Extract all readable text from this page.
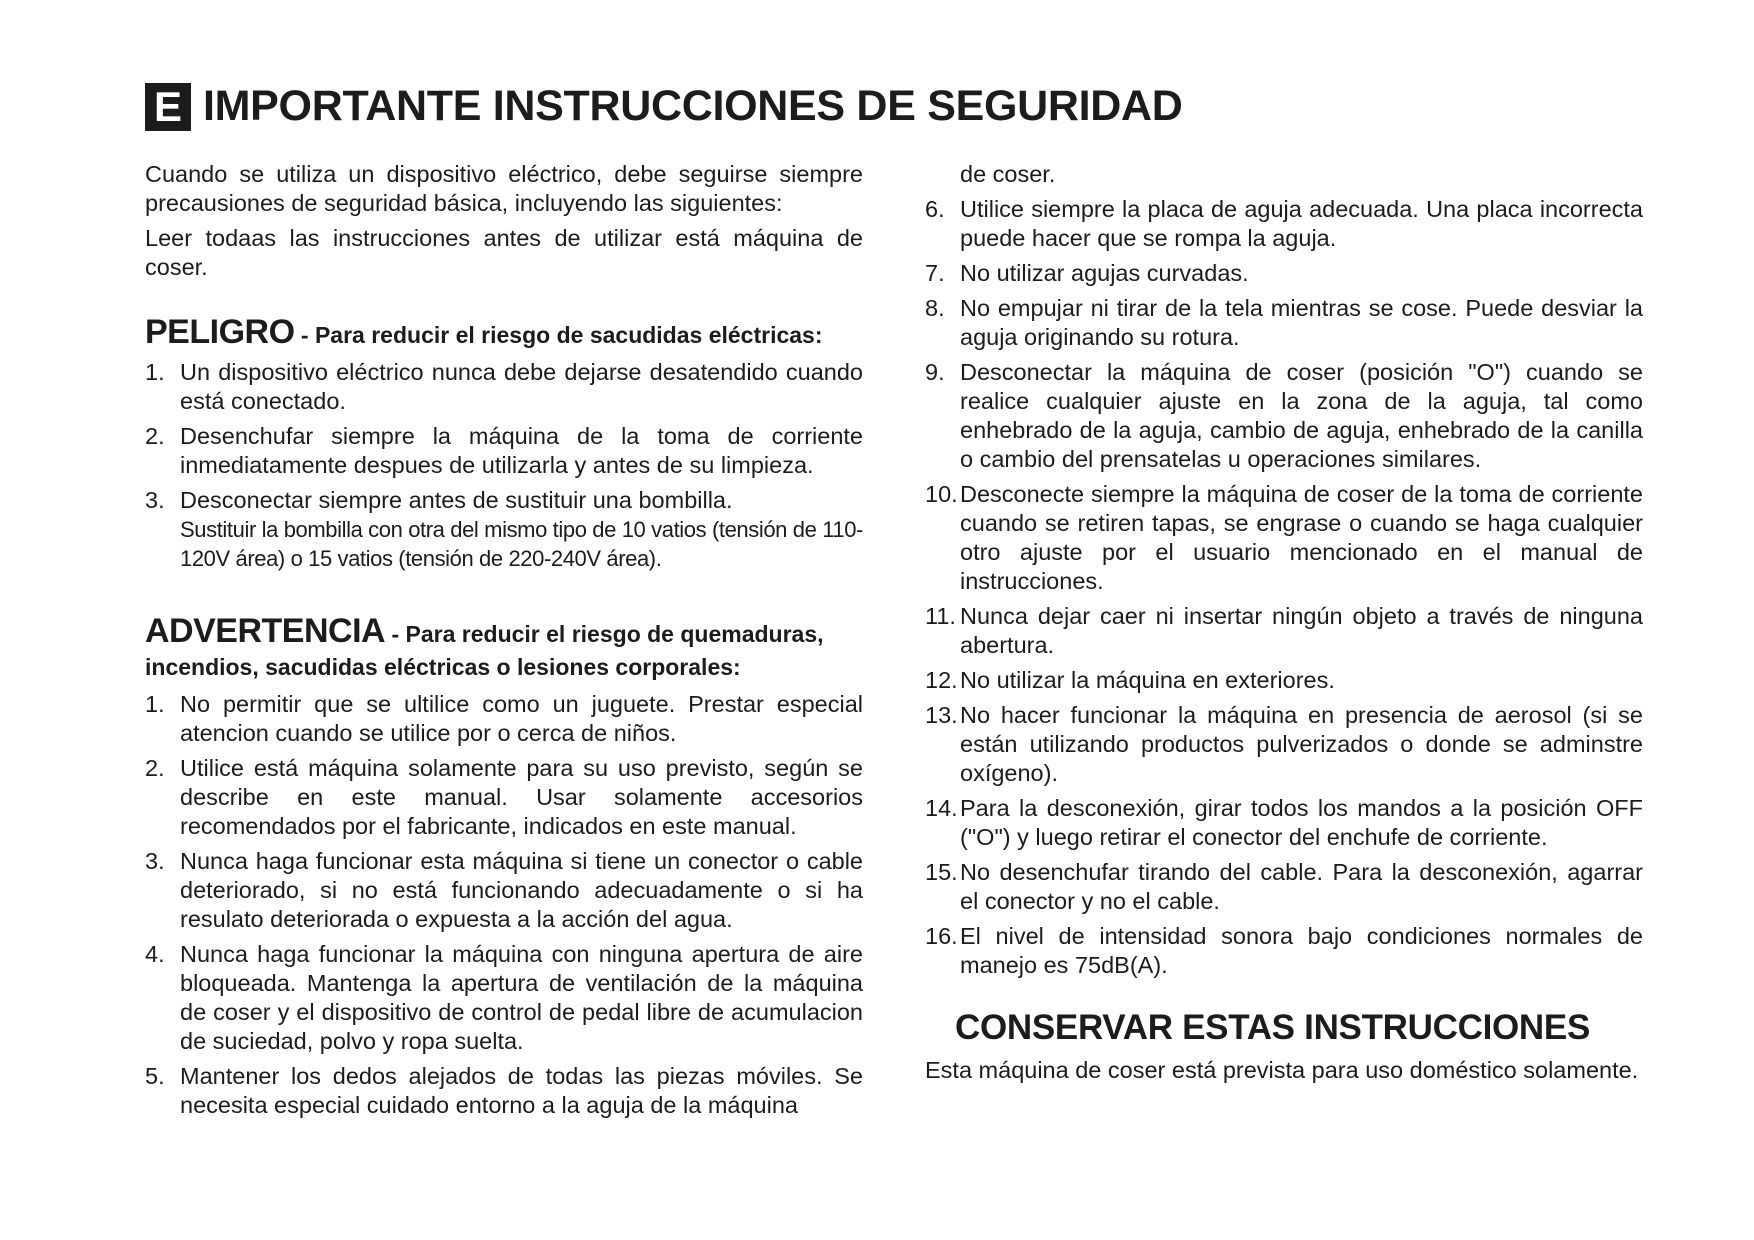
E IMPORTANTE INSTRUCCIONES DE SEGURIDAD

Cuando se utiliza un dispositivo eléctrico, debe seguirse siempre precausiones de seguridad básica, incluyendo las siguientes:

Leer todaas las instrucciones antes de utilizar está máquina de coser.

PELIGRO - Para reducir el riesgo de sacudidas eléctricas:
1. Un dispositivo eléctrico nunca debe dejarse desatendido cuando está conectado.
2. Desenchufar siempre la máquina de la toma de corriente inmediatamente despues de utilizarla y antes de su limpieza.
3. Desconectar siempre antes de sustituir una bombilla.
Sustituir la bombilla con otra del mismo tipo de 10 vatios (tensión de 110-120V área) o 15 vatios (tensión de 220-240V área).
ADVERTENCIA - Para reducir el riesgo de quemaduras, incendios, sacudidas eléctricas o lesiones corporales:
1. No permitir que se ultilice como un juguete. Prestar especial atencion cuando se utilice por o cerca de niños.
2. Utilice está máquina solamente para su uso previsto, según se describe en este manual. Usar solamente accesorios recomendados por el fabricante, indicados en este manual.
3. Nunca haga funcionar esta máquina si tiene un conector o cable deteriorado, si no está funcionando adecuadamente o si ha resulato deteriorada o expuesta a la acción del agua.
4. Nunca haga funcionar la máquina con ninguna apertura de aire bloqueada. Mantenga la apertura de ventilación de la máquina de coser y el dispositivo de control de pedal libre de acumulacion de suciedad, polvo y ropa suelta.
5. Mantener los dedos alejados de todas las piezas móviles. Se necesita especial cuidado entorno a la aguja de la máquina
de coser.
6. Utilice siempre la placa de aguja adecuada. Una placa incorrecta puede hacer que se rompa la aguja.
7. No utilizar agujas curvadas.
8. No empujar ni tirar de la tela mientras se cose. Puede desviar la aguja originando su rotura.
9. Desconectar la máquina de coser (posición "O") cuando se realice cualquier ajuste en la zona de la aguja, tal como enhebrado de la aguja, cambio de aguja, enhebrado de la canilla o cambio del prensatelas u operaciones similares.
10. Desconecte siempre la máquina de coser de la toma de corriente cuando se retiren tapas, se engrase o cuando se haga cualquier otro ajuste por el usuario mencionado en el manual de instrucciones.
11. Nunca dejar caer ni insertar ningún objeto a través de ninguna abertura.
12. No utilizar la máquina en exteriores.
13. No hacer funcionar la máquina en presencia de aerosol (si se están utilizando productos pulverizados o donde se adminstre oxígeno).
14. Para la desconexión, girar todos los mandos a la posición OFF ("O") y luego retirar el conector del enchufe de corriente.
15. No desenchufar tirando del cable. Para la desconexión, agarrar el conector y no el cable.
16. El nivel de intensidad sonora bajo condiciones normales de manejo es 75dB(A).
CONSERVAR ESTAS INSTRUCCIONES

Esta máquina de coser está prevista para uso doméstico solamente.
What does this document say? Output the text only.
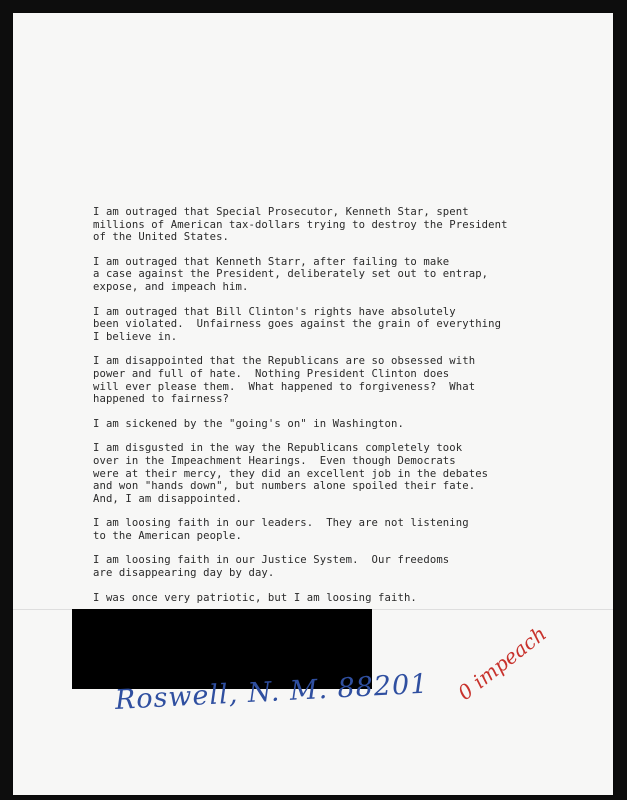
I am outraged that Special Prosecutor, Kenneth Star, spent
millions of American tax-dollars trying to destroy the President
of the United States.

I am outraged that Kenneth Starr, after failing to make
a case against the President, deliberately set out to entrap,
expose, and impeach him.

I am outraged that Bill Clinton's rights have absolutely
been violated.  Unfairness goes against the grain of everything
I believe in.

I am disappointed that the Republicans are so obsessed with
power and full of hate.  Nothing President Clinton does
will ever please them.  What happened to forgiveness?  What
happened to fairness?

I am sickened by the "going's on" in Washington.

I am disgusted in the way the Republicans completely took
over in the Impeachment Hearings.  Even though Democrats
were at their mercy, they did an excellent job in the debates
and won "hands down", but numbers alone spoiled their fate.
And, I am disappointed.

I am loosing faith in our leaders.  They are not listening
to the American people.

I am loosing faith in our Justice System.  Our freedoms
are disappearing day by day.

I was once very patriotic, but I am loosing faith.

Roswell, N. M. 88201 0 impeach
==
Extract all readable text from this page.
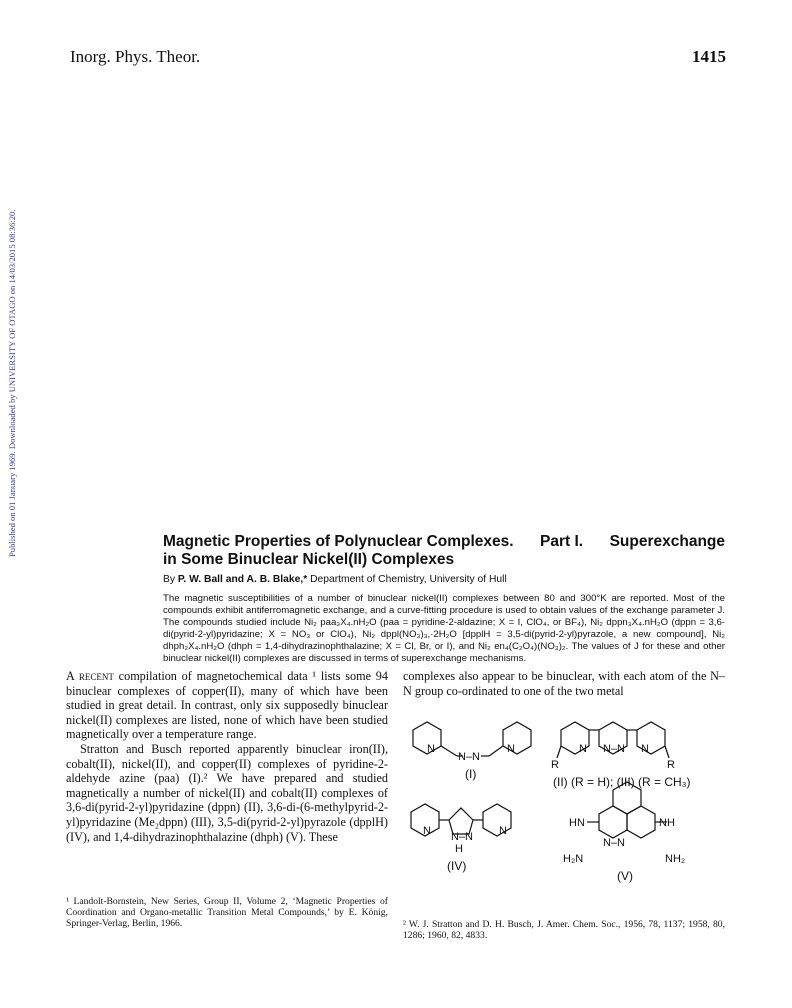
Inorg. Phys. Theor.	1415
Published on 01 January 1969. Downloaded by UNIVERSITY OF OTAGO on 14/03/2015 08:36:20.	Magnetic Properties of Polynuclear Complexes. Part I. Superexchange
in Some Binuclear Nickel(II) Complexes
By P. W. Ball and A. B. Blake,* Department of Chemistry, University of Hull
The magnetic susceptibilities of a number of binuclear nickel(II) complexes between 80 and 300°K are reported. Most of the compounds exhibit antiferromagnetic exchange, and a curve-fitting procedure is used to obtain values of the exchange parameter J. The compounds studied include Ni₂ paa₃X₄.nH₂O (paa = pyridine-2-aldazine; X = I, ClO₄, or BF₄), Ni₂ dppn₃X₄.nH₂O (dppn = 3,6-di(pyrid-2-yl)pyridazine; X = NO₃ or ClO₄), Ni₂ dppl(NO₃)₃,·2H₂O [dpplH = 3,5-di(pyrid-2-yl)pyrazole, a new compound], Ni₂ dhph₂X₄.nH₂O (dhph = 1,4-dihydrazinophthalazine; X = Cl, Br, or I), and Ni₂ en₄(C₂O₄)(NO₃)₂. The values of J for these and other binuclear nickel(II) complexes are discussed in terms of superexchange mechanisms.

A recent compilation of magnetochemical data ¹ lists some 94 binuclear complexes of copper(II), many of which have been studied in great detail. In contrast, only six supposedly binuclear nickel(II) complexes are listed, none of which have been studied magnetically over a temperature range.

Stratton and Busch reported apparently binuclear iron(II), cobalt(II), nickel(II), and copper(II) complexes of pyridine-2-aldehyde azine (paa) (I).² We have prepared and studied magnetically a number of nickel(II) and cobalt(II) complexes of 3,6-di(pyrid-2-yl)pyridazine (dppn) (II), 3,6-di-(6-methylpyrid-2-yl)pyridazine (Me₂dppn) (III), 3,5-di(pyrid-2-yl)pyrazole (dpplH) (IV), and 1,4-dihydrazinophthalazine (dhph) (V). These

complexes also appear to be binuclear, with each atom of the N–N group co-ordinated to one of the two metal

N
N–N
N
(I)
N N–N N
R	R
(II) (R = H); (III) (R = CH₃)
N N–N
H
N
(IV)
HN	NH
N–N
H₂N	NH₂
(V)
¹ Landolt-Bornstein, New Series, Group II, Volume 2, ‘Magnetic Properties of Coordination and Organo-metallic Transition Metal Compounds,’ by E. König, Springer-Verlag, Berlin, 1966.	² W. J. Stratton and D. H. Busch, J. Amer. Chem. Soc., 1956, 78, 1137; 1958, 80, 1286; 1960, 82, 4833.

* Set problem: Collect the complete line wherever the string "reducir" appears in the records.

* Expected answer:
PELIGRO - Para reducir el riesgo de sacudidas eléctricas:
ADVERTENCIA - Para reducir el riesgo de quemaduras, incendios, sacudidas eléctricas o lesiones corporales:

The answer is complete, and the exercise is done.